Entries provided –
+++
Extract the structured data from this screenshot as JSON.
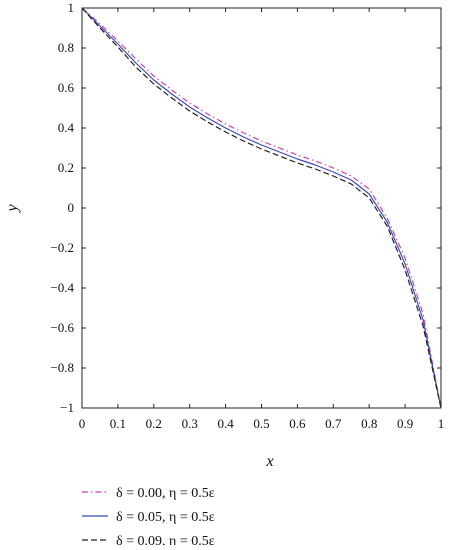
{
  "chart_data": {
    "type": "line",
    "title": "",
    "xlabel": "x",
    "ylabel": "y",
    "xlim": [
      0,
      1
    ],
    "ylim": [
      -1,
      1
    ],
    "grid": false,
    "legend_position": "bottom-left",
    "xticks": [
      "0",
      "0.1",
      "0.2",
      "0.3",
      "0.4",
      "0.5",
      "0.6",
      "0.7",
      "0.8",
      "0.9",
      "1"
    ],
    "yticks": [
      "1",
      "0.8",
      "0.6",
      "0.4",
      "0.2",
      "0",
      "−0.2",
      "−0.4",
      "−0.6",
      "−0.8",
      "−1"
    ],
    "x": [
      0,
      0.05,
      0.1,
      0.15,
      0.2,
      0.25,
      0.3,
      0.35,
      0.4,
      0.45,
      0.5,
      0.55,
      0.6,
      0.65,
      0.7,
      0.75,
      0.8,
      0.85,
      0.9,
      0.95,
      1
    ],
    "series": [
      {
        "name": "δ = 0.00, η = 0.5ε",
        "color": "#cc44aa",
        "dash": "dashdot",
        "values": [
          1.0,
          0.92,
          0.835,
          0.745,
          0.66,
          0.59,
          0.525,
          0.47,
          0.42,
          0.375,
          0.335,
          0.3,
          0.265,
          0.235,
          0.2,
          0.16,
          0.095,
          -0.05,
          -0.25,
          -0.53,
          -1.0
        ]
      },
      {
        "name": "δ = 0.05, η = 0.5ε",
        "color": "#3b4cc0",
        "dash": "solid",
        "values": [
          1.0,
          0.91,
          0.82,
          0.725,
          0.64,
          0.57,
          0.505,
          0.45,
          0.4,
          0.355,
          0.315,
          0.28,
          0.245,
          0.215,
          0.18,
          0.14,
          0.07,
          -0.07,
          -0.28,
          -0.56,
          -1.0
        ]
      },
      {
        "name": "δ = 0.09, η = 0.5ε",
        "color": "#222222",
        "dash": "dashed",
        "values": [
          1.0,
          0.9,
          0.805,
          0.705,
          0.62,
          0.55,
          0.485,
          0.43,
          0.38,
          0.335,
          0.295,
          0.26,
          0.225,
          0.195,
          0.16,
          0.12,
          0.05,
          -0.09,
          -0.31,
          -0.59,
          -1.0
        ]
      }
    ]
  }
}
+++
Challenge –
For the string "name", count the lines of the entries above that include it; answer with the number only.

Completed task –
3